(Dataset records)

** START **

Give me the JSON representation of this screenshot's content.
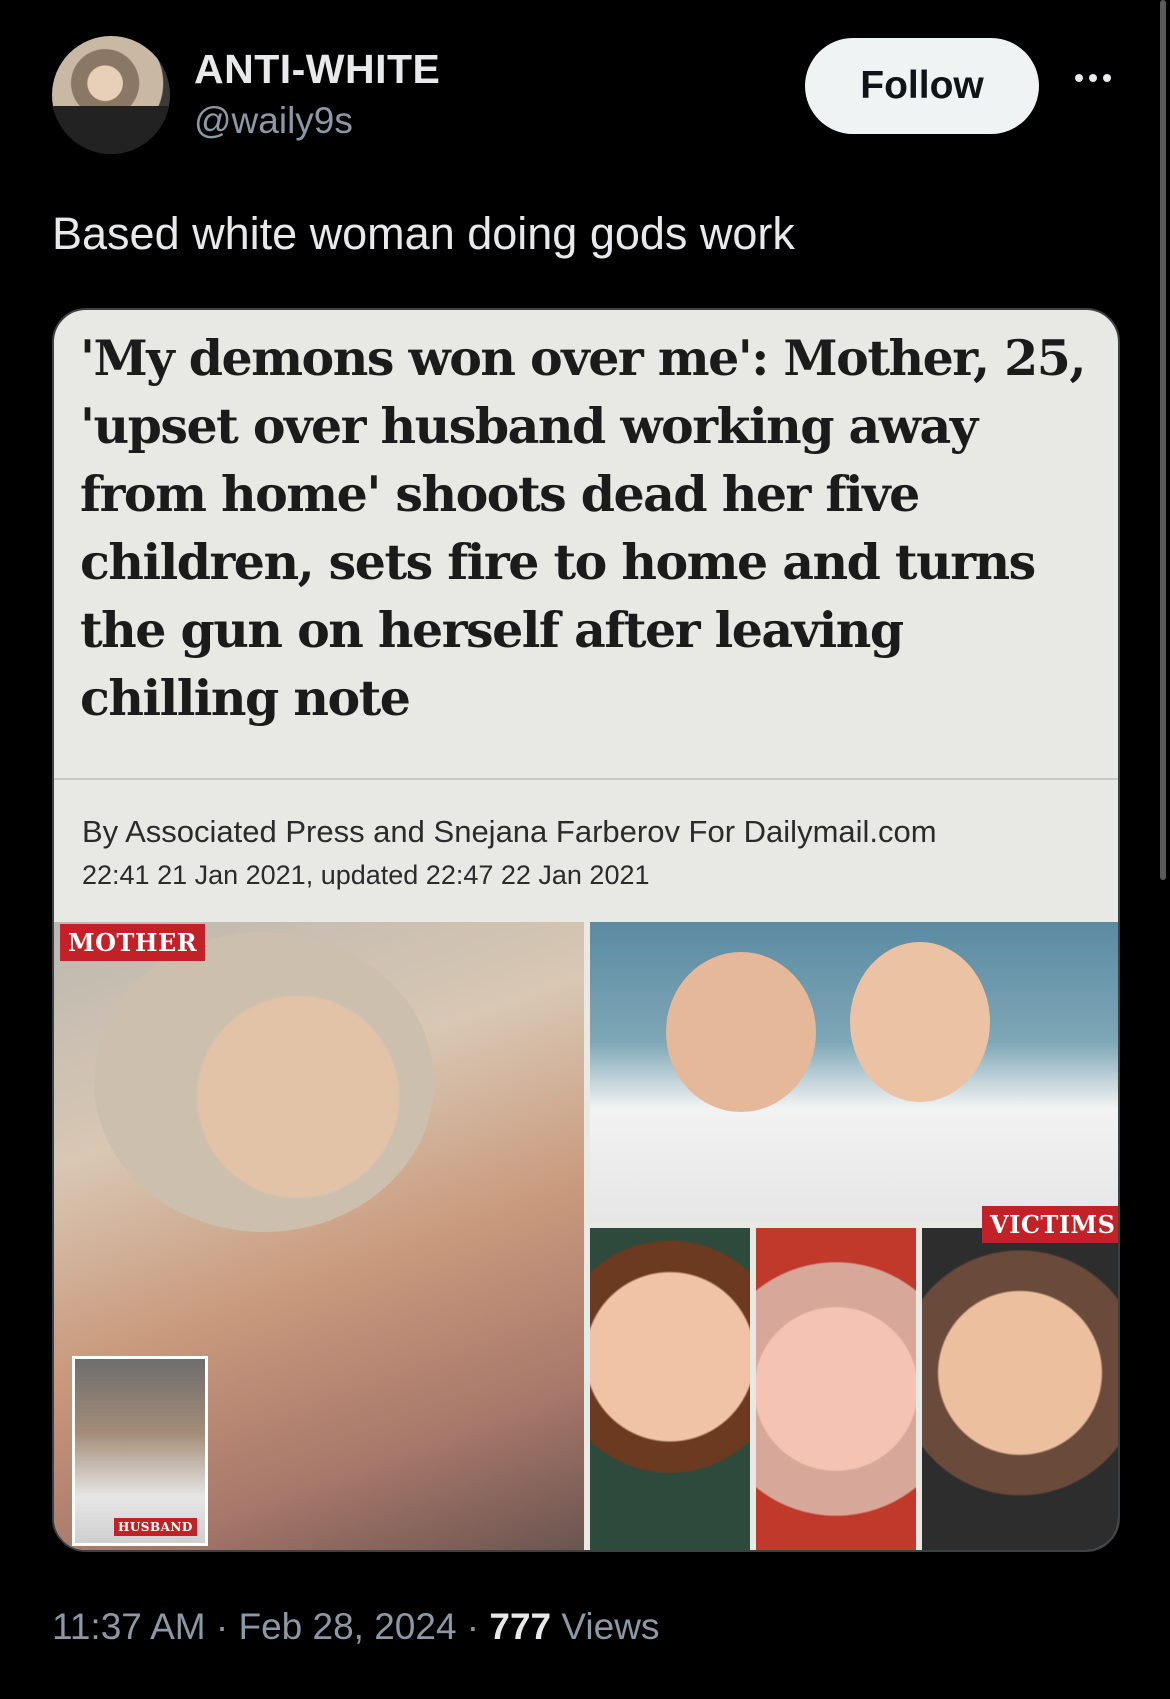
{
  "tweet": {
    "author_name": "ANTI-WHITE",
    "author_handle": "@waily9s",
    "follow_label": "Follow",
    "text": "Based white woman doing gods work",
    "timestamp": "11:37 AM · Feb 28, 2024 · ",
    "views_count": "777",
    "views_label": " Views"
  },
  "article": {
    "headline": "'My demons won over me': Mother, 25, 'upset over husband working away from home' shoots dead her five children, sets fire to home and turns the gun on herself after leaving chilling note",
    "byline": "By Associated Press and Snejana Farberov For Dailymail.com",
    "dateline": "22:41 21 Jan 2021, updated 22:47 22 Jan 2021",
    "tags": {
      "mother": "MOTHER",
      "victims": "VICTIMS",
      "husband": "HUSBAND"
    }
  },
  "icons": {
    "more": "more-options-icon",
    "avatar": "avatar"
  },
  "colors": {
    "background": "#000000",
    "follow_button": "#eff3f4",
    "secondary_text": "#8b98a5",
    "tag_red": "#c22227"
  }
}
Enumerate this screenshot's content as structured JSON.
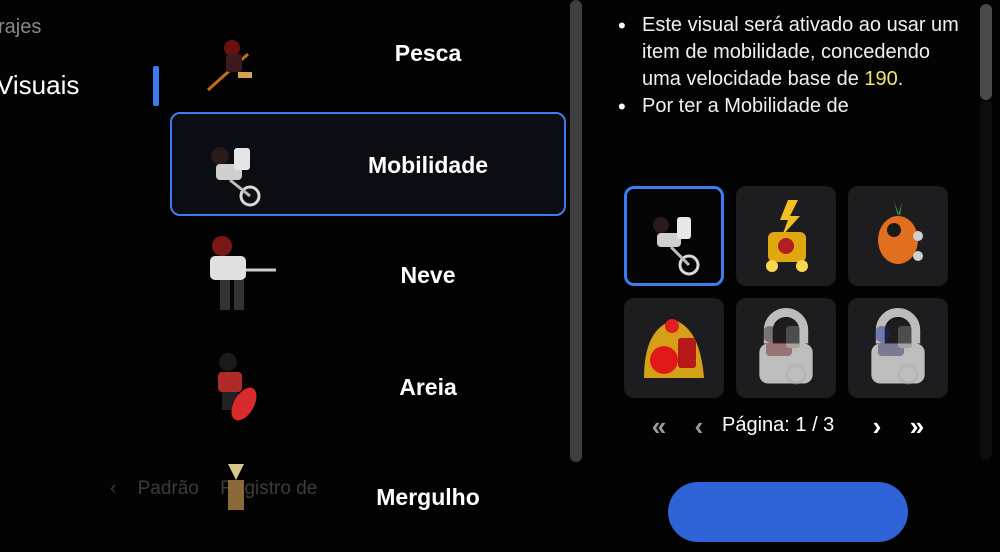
{
  "nav": {
    "sub_label": "rajes",
    "main_label": "Visuais"
  },
  "list": {
    "items": [
      {
        "label": "Pesca"
      },
      {
        "label": "Mobilidade"
      },
      {
        "label": "Neve"
      },
      {
        "label": "Areia"
      },
      {
        "label": "Mergulho"
      }
    ]
  },
  "description": {
    "bullet1_pre": "Este visual será ativado ao usar um item de mobilidade, concedendo uma velocidade base de ",
    "bullet1_value": "190",
    "bullet1_post": ".",
    "bullet2": "Por ter a Mobilidade de"
  },
  "grid": {
    "cells": [
      {
        "icon": "bike-rider-icon",
        "locked": false
      },
      {
        "icon": "golden-vehicle-icon",
        "locked": false
      },
      {
        "icon": "carrot-vehicle-icon",
        "locked": false
      },
      {
        "icon": "santa-sleigh-icon",
        "locked": false
      },
      {
        "icon": "locked-rider-icon",
        "locked": true
      },
      {
        "icon": "locked-blue-rider-icon",
        "locked": true
      }
    ]
  },
  "pager": {
    "label": "Página: 1 / 3"
  },
  "background_hints": {
    "faded_1": "Padrão",
    "faded_2": "Registro de"
  },
  "colors": {
    "accent": "#3d7bf0",
    "highlight": "#f2e36b",
    "panel": "#1d1d1f"
  }
}
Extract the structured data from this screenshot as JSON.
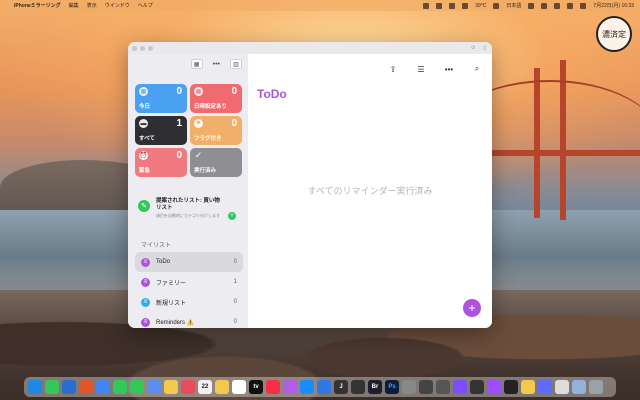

** END **

Task details:
Set every line down exactly as written, leaving each picture out.

Exercise solution:
Give me the JSON representation of this screenshot's content.
{
  "tweet": {
    "author_name": "ANTI-WHITE",
    "author_handle": "@waily9s",
    "follow_label": "Follow",
    "text": "Based white woman doing gods work",
    "timestamp": "11:37 AM · Feb 28, 2024 · ",
    "views_count": "777",
    "views_label": " Views"
  },
  "article": {
    "headline": "'My demons won over me': Mother, 25, 'upset over husband working away from home' shoots dead her five children, sets fire to home and turns the gun on herself after leaving chilling note",
    "byline": "By Associated Press and Snejana Farberov For Dailymail.com",
    "dateline": "22:41 21 Jan 2021, updated 22:47 22 Jan 2021",
    "tags": {
      "mother": "MOTHER",
      "victims": "VICTIMS",
      "husband": "HUSBAND"
    }
  },
  "icons": {
    "more": "more-options-icon",
    "avatar": "avatar"
  },
  "colors": {
    "background": "#000000",
    "follow_button": "#eff3f4",
    "secondary_text": "#8b98a5",
    "tag_red": "#c22227"
  }
}
Enumerate this screenshot's content as structured JSON.
{
  "nav": {
    "sub_label": "rajes",
    "main_label": "Visuais"
  },
  "list": {
    "items": [
      {
        "label": "Pesca"
      },
      {
        "label": "Mobilidade"
      },
      {
        "label": "Neve"
      },
      {
        "label": "Areia"
      },
      {
        "label": "Mergulho"
      }
    ]
  },
  "description": {
    "bullet1_pre": "Este visual será ativado ao usar um item de mobilidade, concedendo uma velocidade base de ",
    "bullet1_value": "190",
    "bullet1_post": ".",
    "bullet2": "Por ter a Mobilidade de"
  },
  "grid": {
    "cells": [
      {
        "icon": "bike-rider-icon",
        "locked": false
      },
      {
        "icon": "golden-vehicle-icon",
        "locked": false
      },
      {
        "icon": "carrot-vehicle-icon",
        "locked": false
      },
      {
        "icon": "santa-sleigh-icon",
        "locked": false
      },
      {
        "icon": "locked-rider-icon",
        "locked": true
      },
      {
        "icon": "locked-blue-rider-icon",
        "locked": true
      }
    ]
  },
  "pager": {
    "label": "Página: 1 / 3"
  },
  "background_hints": {
    "faded_1": "Padrão",
    "faded_2": "Registro de"
  },
  "colors": {
    "accent": "#3d7bf0",
    "highlight": "#f2e36b",
    "panel": "#1d1d1f"
  }
}
Extract the structured data from this screenshot as JSON.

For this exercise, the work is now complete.